## THE PROBLEM
Without including any images, reproduce each entry exactly.

----------

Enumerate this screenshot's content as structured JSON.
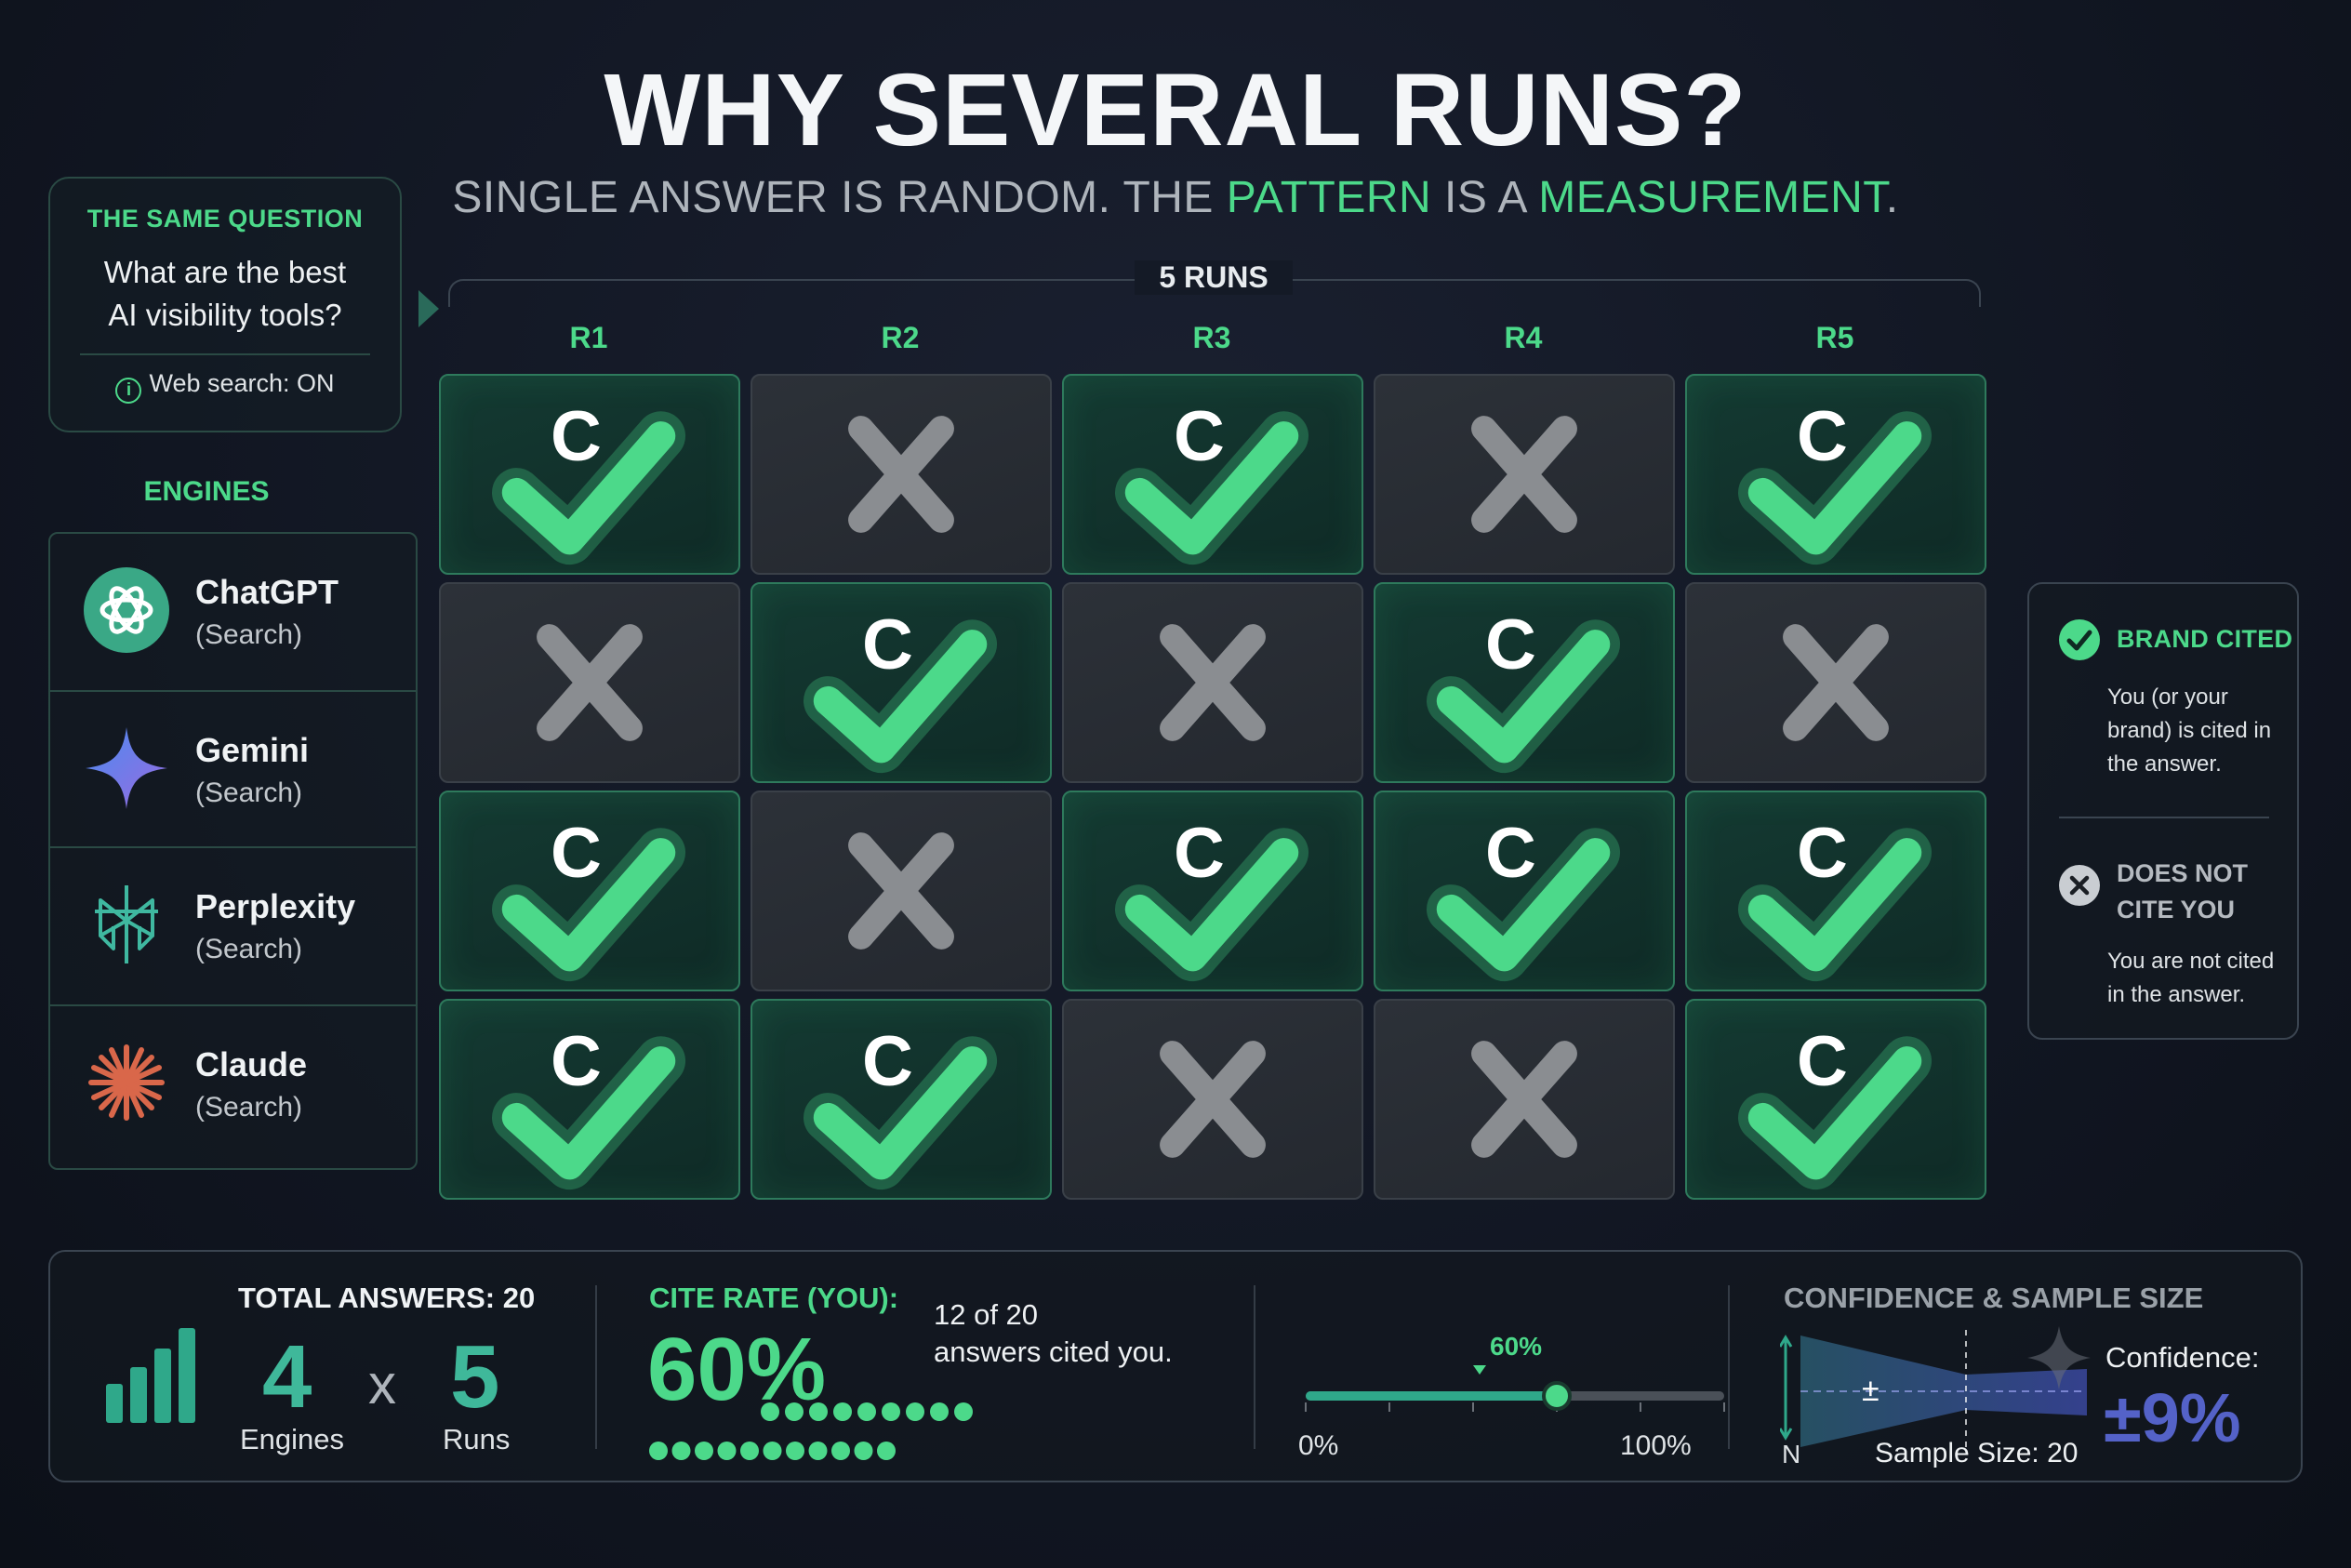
{
  "title": "WHY SEVERAL RUNS?",
  "subtitle": {
    "part1": "SINGLE ANSWER IS RANDOM. THE ",
    "hl1": "PATTERN",
    "part2": " IS A ",
    "hl2": "MEASUREMENT",
    "part3": "."
  },
  "question": {
    "heading": "THE SAME QUESTION",
    "line1": "What are the best",
    "line2": "AI visibility tools?",
    "footer": "Web search: ON",
    "footer_icon": "info-icon"
  },
  "runs": {
    "label": "5 RUNS",
    "headers": [
      "R1",
      "R2",
      "R3",
      "R4",
      "R5"
    ]
  },
  "engines": {
    "label": "ENGINES",
    "items": [
      {
        "name": "ChatGPT",
        "mode": "(Search)",
        "icon": "chatgpt-logo-icon"
      },
      {
        "name": "Gemini",
        "mode": "(Search)",
        "icon": "gemini-logo-icon"
      },
      {
        "name": "Perplexity",
        "mode": "(Search)",
        "icon": "perplexity-logo-icon"
      },
      {
        "name": "Claude",
        "mode": "(Search)",
        "icon": "claude-logo-icon"
      }
    ]
  },
  "grid": {
    "cited_letter": "C",
    "rows": [
      [
        true,
        false,
        true,
        false,
        true
      ],
      [
        false,
        true,
        false,
        true,
        false
      ],
      [
        true,
        false,
        true,
        true,
        true
      ],
      [
        true,
        true,
        false,
        false,
        true
      ]
    ]
  },
  "legend": {
    "cited_title": "BRAND CITED",
    "cited_desc": "You (or your brand) is cited in the answer.",
    "not_title": "DOES NOT CITE YOU",
    "not_desc": "You are not cited in the answer."
  },
  "summary": {
    "total_label": "TOTAL ANSWERS: 20",
    "engines_count": "4",
    "engines_label": "Engines",
    "times": "x",
    "runs_count": "5",
    "runs_label": "Runs",
    "cite_label": "CITE RATE (YOU):",
    "cite_pct": "60%",
    "cite_note_1": "12 of 20",
    "cite_note_2": "answers cited you.",
    "cited_count": 12,
    "total_count": 20,
    "slider_pct": "60%",
    "slider_value": 0.6,
    "slider_min": "0%",
    "slider_max": "100%",
    "conf_label": "CONFIDENCE & SAMPLE SIZE",
    "conf_text": "Confidence:",
    "conf_val": "±9%",
    "conf_n": "N",
    "conf_pm": "±",
    "conf_sample": "Sample Size: 20"
  },
  "colors": {
    "accent": "#4cd98a",
    "teal": "#3fb89a",
    "conf": "#5462c8",
    "grey_x": "#8a8d91"
  }
}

----------

## RESPONSE TO THE TASK
Enumerate this screenshot's content as structured JSON.
{
  "title": "WHY SEVERAL RUNS?",
  "subtitle": {
    "part1": "SINGLE ANSWER IS RANDOM. THE ",
    "hl1": "PATTERN",
    "part2": " IS A ",
    "hl2": "MEASUREMENT",
    "part3": "."
  },
  "question": {
    "heading": "THE SAME QUESTION",
    "line1": "What are the best",
    "line2": "AI visibility tools?",
    "footer": "Web search: ON",
    "footer_icon": "info-icon"
  },
  "runs": {
    "label": "5 RUNS",
    "headers": [
      "R1",
      "R2",
      "R3",
      "R4",
      "R5"
    ]
  },
  "engines": {
    "label": "ENGINES",
    "items": [
      {
        "name": "ChatGPT",
        "mode": "(Search)",
        "icon": "chatgpt-logo-icon"
      },
      {
        "name": "Gemini",
        "mode": "(Search)",
        "icon": "gemini-logo-icon"
      },
      {
        "name": "Perplexity",
        "mode": "(Search)",
        "icon": "perplexity-logo-icon"
      },
      {
        "name": "Claude",
        "mode": "(Search)",
        "icon": "claude-logo-icon"
      }
    ]
  },
  "grid": {
    "cited_letter": "C",
    "rows": [
      [
        true,
        false,
        true,
        false,
        true
      ],
      [
        false,
        true,
        false,
        true,
        false
      ],
      [
        true,
        false,
        true,
        true,
        true
      ],
      [
        true,
        true,
        false,
        false,
        true
      ]
    ]
  },
  "legend": {
    "cited_title": "BRAND CITED",
    "cited_desc": "You (or your brand) is cited in the answer.",
    "not_title": "DOES NOT CITE YOU",
    "not_desc": "You are not cited in the answer."
  },
  "summary": {
    "total_label": "TOTAL ANSWERS: 20",
    "engines_count": "4",
    "engines_label": "Engines",
    "times": "x",
    "runs_count": "5",
    "runs_label": "Runs",
    "cite_label": "CITE RATE (YOU):",
    "cite_pct": "60%",
    "cite_note_1": "12 of 20",
    "cite_note_2": "answers cited you.",
    "cited_count": 12,
    "total_count": 20,
    "slider_pct": "60%",
    "slider_value": 0.6,
    "slider_min": "0%",
    "slider_max": "100%",
    "conf_label": "CONFIDENCE & SAMPLE SIZE",
    "conf_text": "Confidence:",
    "conf_val": "±9%",
    "conf_n": "N",
    "conf_pm": "±",
    "conf_sample": "Sample Size: 20"
  },
  "colors": {
    "accent": "#4cd98a",
    "teal": "#3fb89a",
    "conf": "#5462c8",
    "grey_x": "#8a8d91"
  }
}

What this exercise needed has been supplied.